(Excerpt from a dataset)
######

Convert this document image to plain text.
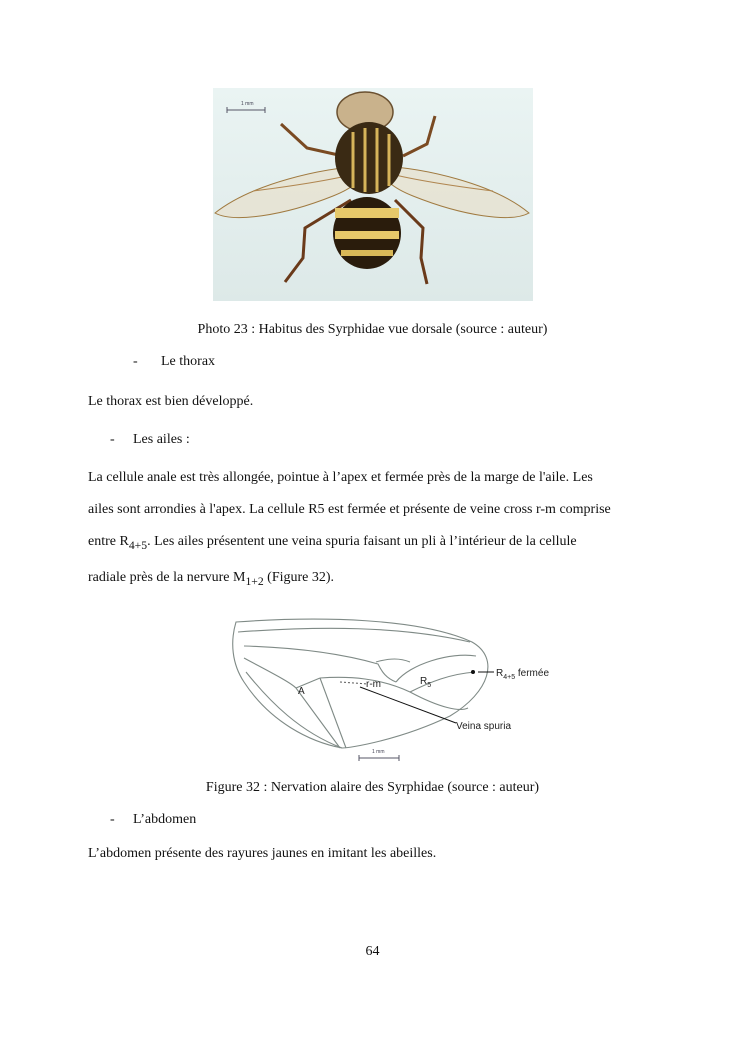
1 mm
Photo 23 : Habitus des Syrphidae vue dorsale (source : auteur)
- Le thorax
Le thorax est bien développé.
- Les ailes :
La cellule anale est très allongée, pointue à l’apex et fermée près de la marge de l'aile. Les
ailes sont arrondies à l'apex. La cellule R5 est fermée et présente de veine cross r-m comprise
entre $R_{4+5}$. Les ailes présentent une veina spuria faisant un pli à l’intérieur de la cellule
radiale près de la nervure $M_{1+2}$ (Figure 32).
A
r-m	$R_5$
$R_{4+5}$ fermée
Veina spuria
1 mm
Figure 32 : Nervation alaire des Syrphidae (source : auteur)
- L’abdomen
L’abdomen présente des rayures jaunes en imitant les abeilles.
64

######

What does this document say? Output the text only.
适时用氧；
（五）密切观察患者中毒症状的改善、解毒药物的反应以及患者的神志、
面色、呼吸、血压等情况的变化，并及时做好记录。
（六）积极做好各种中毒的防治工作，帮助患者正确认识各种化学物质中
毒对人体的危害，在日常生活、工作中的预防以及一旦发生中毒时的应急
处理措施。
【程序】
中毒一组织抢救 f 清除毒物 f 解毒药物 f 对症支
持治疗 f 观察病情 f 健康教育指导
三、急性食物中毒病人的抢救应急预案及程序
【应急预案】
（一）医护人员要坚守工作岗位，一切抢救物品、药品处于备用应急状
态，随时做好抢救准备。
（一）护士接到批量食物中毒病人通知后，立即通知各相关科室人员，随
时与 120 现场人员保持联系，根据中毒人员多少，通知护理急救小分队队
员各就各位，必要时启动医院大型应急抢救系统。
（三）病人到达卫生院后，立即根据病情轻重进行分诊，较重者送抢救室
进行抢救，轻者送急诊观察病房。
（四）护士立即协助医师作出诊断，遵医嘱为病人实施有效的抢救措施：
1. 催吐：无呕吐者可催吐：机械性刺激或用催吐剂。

######

WHAT IS BEING ASKED:
Go through the data and gather every line that holds "Syrphidae".

OUTPUT FOR THIS TASK:
Photo 23 : Habitus des Syrphidae vue dorsale (source : auteur)
Figure 32 : Nervation alaire des Syrphidae (source : auteur)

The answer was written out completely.